- _CHALLENGE_
Copy every line from the data below in which the string "mois" can be found.

[Stored entries]
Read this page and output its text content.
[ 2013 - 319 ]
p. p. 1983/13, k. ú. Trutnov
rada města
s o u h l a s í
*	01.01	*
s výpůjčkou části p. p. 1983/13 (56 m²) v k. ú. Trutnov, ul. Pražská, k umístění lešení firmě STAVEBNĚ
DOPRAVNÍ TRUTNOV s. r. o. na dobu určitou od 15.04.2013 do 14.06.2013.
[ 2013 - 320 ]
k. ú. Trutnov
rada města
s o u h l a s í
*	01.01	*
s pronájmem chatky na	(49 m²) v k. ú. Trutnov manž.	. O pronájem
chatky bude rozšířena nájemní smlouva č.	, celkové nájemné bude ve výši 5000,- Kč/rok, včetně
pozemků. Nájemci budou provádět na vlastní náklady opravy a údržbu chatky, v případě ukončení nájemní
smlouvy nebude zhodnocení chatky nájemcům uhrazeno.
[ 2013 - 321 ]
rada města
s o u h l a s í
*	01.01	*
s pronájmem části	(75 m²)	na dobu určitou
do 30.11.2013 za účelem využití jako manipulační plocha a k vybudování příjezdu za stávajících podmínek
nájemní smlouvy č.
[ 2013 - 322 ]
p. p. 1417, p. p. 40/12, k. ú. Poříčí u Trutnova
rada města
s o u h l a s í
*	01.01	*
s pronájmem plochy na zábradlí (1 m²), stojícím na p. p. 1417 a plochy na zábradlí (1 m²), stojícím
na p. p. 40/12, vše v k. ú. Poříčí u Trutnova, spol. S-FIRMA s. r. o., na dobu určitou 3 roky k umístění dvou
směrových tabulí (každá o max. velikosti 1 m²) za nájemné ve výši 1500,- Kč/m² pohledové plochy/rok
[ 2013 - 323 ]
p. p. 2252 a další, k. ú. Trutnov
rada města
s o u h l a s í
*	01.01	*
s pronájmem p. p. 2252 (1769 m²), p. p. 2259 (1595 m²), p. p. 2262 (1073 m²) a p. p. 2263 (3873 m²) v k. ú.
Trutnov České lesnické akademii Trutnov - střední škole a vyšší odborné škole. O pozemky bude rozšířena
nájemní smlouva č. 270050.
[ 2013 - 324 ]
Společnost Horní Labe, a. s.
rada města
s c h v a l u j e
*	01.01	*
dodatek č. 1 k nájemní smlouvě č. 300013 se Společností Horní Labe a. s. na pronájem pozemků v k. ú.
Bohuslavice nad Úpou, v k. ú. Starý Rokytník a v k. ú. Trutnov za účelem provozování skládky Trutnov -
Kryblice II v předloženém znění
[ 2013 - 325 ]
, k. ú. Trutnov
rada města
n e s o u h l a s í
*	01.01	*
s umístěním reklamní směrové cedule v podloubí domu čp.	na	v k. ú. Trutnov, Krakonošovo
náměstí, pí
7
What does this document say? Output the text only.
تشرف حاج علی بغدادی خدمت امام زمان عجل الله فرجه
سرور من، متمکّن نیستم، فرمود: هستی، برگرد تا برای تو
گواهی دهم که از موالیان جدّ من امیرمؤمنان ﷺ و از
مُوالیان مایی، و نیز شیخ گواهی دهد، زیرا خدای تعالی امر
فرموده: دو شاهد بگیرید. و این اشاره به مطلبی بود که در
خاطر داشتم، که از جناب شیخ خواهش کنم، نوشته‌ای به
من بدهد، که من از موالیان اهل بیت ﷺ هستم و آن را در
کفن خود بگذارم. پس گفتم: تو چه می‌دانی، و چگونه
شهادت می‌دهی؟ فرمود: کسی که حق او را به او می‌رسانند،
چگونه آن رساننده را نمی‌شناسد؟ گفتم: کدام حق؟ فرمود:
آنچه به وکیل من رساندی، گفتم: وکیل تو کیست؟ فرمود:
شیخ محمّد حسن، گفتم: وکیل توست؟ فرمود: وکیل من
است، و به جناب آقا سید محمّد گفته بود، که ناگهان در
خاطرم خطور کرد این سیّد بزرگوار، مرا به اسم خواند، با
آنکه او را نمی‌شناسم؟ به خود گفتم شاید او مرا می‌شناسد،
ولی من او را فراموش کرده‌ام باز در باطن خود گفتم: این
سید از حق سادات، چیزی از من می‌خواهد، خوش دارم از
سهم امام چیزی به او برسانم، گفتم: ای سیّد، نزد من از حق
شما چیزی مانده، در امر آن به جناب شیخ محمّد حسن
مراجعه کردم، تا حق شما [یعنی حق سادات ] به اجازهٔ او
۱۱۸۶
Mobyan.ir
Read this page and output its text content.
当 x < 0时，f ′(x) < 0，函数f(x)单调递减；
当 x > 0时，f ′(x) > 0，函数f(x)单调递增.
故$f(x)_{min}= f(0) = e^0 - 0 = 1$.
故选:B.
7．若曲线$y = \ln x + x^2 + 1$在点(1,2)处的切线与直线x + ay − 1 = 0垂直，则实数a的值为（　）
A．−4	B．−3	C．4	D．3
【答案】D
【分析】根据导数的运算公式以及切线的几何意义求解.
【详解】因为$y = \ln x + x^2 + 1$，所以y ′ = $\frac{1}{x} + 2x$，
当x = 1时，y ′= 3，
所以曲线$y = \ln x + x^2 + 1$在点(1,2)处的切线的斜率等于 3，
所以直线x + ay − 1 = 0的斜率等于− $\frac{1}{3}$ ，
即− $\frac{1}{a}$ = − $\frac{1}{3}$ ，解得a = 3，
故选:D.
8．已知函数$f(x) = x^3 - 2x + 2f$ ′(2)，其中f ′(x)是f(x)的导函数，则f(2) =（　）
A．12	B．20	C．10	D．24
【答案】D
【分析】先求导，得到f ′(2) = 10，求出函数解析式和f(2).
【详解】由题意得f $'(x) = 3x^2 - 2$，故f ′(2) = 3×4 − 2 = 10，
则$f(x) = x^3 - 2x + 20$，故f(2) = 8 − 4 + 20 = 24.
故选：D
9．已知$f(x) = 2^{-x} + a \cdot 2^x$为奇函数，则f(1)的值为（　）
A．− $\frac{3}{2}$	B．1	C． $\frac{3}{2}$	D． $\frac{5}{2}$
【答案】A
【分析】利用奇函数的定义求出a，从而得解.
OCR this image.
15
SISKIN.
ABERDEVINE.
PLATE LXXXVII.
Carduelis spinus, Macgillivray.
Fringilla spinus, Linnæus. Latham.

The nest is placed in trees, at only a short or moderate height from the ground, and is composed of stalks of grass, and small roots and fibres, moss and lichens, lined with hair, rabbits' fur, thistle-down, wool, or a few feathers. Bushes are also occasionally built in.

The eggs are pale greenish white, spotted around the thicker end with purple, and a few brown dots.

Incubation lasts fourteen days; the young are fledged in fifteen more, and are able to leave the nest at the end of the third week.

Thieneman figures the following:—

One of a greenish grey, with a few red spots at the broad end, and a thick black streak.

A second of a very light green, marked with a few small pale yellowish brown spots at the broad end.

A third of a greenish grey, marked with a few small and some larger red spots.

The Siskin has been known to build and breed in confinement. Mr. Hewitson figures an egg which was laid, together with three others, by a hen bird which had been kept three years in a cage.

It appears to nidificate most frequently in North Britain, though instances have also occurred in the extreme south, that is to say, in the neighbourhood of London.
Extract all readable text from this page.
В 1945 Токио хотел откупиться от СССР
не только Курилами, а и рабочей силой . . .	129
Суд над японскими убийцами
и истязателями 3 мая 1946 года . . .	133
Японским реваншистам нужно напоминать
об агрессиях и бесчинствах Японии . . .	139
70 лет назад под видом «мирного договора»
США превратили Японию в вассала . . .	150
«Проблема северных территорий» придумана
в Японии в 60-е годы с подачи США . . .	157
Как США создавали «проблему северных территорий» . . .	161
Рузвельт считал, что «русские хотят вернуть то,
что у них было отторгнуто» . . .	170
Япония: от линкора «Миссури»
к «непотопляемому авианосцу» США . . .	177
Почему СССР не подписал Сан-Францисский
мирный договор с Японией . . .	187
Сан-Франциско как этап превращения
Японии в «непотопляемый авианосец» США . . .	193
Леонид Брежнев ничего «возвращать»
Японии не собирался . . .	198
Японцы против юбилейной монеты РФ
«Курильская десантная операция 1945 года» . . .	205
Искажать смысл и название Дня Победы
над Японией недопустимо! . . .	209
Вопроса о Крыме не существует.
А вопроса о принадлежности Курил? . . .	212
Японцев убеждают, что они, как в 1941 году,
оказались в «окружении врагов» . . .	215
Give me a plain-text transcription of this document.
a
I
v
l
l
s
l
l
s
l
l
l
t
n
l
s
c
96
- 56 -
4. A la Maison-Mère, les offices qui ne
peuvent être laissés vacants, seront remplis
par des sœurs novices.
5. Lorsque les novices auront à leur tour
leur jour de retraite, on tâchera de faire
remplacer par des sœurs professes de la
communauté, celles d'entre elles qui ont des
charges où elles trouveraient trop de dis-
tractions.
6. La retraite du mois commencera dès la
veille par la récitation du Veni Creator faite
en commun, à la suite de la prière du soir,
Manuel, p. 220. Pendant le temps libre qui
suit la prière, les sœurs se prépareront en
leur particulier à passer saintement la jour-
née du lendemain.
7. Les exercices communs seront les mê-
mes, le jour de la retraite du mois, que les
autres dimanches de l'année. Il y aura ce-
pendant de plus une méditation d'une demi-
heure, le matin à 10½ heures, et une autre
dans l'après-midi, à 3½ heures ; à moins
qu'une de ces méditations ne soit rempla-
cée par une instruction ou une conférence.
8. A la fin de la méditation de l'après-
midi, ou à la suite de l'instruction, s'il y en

- _EXERCISE RESULT_
6. La retraite du mois commencera dès la
mes, le jour de la retraite du mois, que les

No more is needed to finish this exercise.